PROBLEM TO WORK ON
Count how many lines of the data include "name". The answer is that number and nothing else.

- - - - -

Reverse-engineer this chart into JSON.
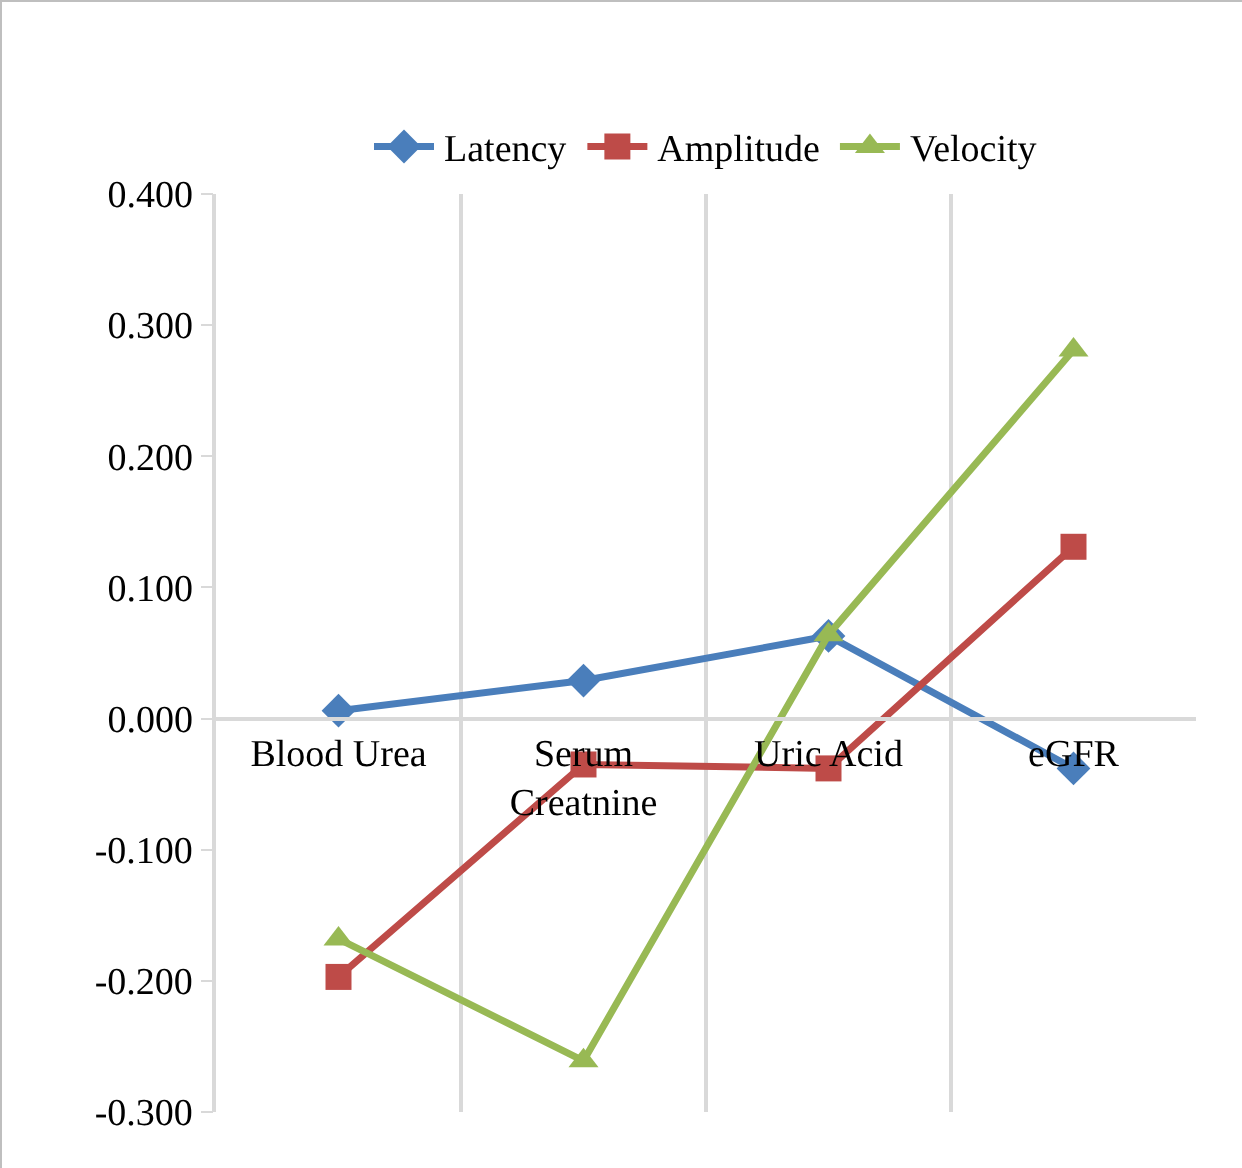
{
  "chart_data": {
    "type": "line",
    "categories": [
      "Blood Urea",
      "Serum Creatnine",
      "Uric Acid",
      "eGFR"
    ],
    "series": [
      {
        "name": "Latency",
        "color": "#4a7ebb",
        "marker": "diamond",
        "values": [
          0.006,
          0.029,
          0.063,
          -0.038
        ]
      },
      {
        "name": "Amplitude",
        "color": "#be4b48",
        "marker": "square",
        "values": [
          -0.197,
          -0.035,
          -0.038,
          0.131
        ]
      },
      {
        "name": "Velocity",
        "color": "#98b954",
        "marker": "triangle",
        "values": [
          -0.168,
          -0.261,
          0.064,
          0.281
        ]
      }
    ],
    "ylim": [
      -0.3,
      0.4
    ],
    "yticks": [
      {
        "value": -0.3,
        "label": "-0.300"
      },
      {
        "value": -0.2,
        "label": "-0.200"
      },
      {
        "value": -0.1,
        "label": "-0.100"
      },
      {
        "value": 0,
        "label": "0.000"
      },
      {
        "value": 0.1,
        "label": "0.100"
      },
      {
        "value": 0.2,
        "label": "0.200"
      },
      {
        "value": 0.3,
        "label": "0.300"
      },
      {
        "value": 0.4,
        "label": "0.400"
      }
    ],
    "grid": "x",
    "legend": "top",
    "line_style": "solid"
  }
}
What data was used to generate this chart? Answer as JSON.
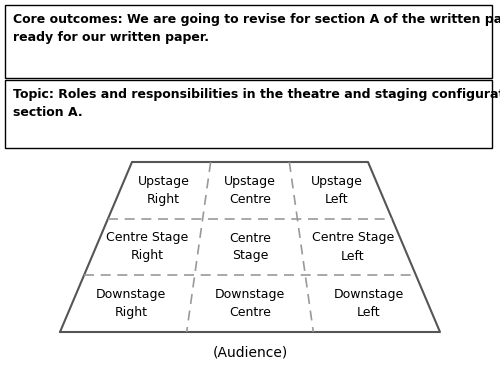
{
  "text_box1": "Core outcomes: We are going to revise for section A of the written paper\nready for our written paper.",
  "text_box2": "Topic: Roles and responsibilities in the theatre and staging configurations\nsection A.",
  "audience_label": "(Audience)",
  "stage_labels": [
    {
      "text": "Upstage\nRight",
      "col": 0,
      "row": 0
    },
    {
      "text": "Upstage\nCentre",
      "col": 1,
      "row": 0
    },
    {
      "text": "Upstage\nLeft",
      "col": 2,
      "row": 0
    },
    {
      "text": "Centre Stage\nRight",
      "col": 0,
      "row": 1
    },
    {
      "text": "Centre\nStage",
      "col": 1,
      "row": 1
    },
    {
      "text": "Centre Stage\nLeft",
      "col": 2,
      "row": 1
    },
    {
      "text": "Downstage\nRight",
      "col": 0,
      "row": 2
    },
    {
      "text": "Downstage\nCentre",
      "col": 1,
      "row": 2
    },
    {
      "text": "Downstage\nLeft",
      "col": 2,
      "row": 2
    }
  ],
  "bg_color": "#ffffff",
  "border_color": "#000000",
  "text_color": "#000000",
  "dashed_color": "#999999",
  "solid_color": "#555555",
  "label_fontsize": 9,
  "header_fontsize": 9,
  "audience_fontsize": 10
}
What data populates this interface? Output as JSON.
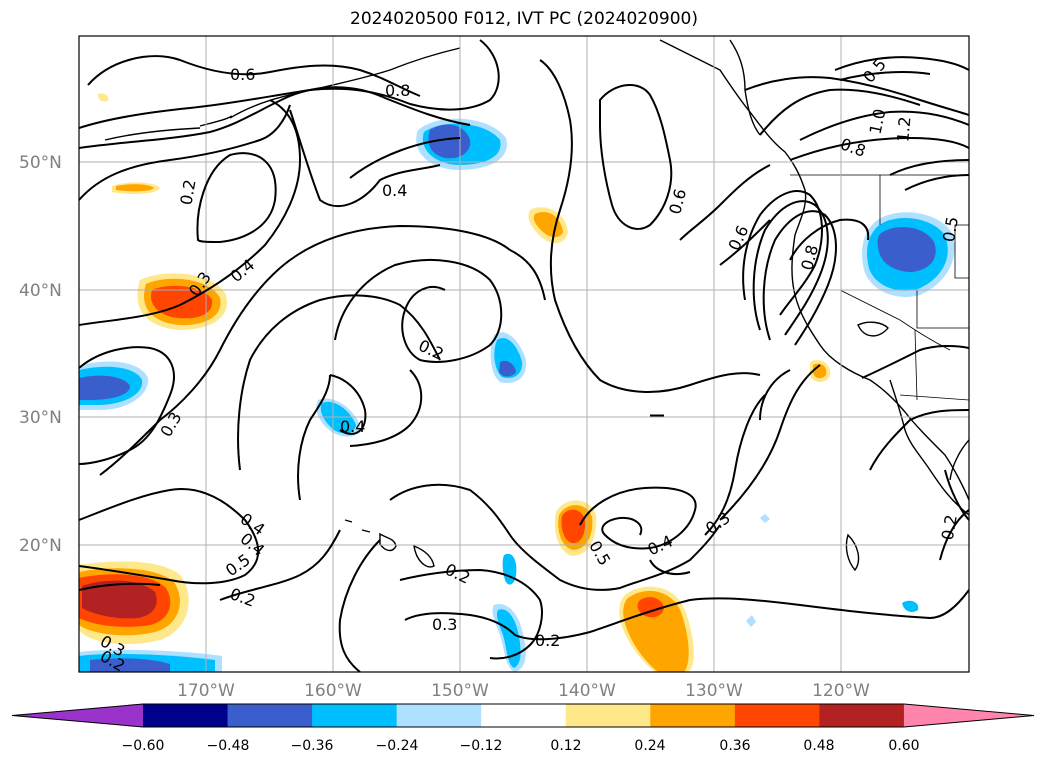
{
  "title": "2024020500 F012, IVT PC (2024020900)",
  "lat_labels": [
    "50°N",
    "40°N",
    "30°N",
    "20°N"
  ],
  "lon_labels": [
    "170°W",
    "160°W",
    "150°W",
    "140°W",
    "130°W",
    "120°W"
  ],
  "colorbar": {
    "tick_labels": [
      "−0.60",
      "−0.48",
      "−0.36",
      "−0.24",
      "−0.12",
      "0.12",
      "0.24",
      "0.36",
      "0.48",
      "0.60"
    ],
    "colors": [
      "#9933cc",
      "#00008b",
      "#3a5fcd",
      "#00bfff",
      "#aee0ff",
      "#ffffff",
      "#ffe88a",
      "#ffa500",
      "#ff4500",
      "#b22222",
      "#ff85ad"
    ]
  },
  "contour_labels": [
    "0.6",
    "0.8",
    "0.5",
    "1.0",
    "1.2",
    "0.2",
    "0.4",
    "0.8",
    "0.4",
    "0.3",
    "0.4",
    "0.6",
    "0.6",
    "0.8",
    "0.5",
    "0.2",
    "0.3",
    "0.4",
    "0.4",
    "0.5",
    "0.2",
    "0.2",
    "0.3",
    "0.5",
    "0.4",
    "0.3",
    "0.2",
    "0.3",
    "0.2",
    "0.2"
  ]
}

- - - - -

RESULT OF THE EXERCISE
3